** begin RECORD SET **

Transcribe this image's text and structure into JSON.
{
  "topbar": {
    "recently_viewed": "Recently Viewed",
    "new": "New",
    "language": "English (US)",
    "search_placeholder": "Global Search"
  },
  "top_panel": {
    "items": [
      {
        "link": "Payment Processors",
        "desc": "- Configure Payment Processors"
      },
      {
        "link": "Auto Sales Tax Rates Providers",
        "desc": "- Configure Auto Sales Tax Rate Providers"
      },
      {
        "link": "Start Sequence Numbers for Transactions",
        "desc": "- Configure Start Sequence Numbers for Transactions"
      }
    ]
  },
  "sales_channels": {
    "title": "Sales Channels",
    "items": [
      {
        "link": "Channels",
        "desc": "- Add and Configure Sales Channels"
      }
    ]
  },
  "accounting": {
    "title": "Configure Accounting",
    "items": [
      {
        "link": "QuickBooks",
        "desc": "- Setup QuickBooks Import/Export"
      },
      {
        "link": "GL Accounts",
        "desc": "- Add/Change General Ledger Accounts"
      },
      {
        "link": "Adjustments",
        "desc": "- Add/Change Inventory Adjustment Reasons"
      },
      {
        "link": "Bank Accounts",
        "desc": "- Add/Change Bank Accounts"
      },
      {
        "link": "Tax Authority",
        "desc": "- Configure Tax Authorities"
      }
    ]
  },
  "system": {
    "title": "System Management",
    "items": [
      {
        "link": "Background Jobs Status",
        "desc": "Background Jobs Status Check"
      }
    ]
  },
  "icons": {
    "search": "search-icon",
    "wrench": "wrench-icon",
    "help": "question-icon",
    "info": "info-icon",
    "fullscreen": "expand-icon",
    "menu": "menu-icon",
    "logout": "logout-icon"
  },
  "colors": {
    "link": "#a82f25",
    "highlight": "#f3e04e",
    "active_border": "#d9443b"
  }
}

** end RECORD SET **

*PROBLEM TO WORK ON*
Make a verbatim copy of every entry shown above.

*EXERCISE SOLUTION*
Transcribe this image's text and structure into JSON.
{
  "topbar": {
    "recently_viewed": "Recently Viewed",
    "new": "New",
    "language": "English (US)",
    "search_placeholder": "Global Search"
  },
  "top_panel": {
    "items": [
      {
        "link": "Payment Processors",
        "desc": "- Configure Payment Processors"
      },
      {
        "link": "Auto Sales Tax Rates Providers",
        "desc": "- Configure Auto Sales Tax Rate Providers"
      },
      {
        "link": "Start Sequence Numbers for Transactions",
        "desc": "- Configure Start Sequence Numbers for Transactions"
      }
    ]
  },
  "sales_channels": {
    "title": "Sales Channels",
    "items": [
      {
        "link": "Channels",
        "desc": "- Add and Configure Sales Channels"
      }
    ]
  },
  "accounting": {
    "title": "Configure Accounting",
    "items": [
      {
        "link": "QuickBooks",
        "desc": "- Setup QuickBooks Import/Export"
      },
      {
        "link": "GL Accounts",
        "desc": "- Add/Change General Ledger Accounts"
      },
      {
        "link": "Adjustments",
        "desc": "- Add/Change Inventory Adjustment Reasons"
      },
      {
        "link": "Bank Accounts",
        "desc": "- Add/Change Bank Accounts"
      },
      {
        "link": "Tax Authority",
        "desc": "- Configure Tax Authorities"
      }
    ]
  },
  "system": {
    "title": "System Management",
    "items": [
      {
        "link": "Background Jobs Status",
        "desc": "Background Jobs Status Check"
      }
    ]
  },
  "icons": {
    "search": "search-icon",
    "wrench": "wrench-icon",
    "help": "question-icon",
    "info": "info-icon",
    "fullscreen": "expand-icon",
    "menu": "menu-icon",
    "logout": "logout-icon"
  },
  "colors": {
    "link": "#a82f25",
    "highlight": "#f3e04e",
    "active_border": "#d9443b"
  }
}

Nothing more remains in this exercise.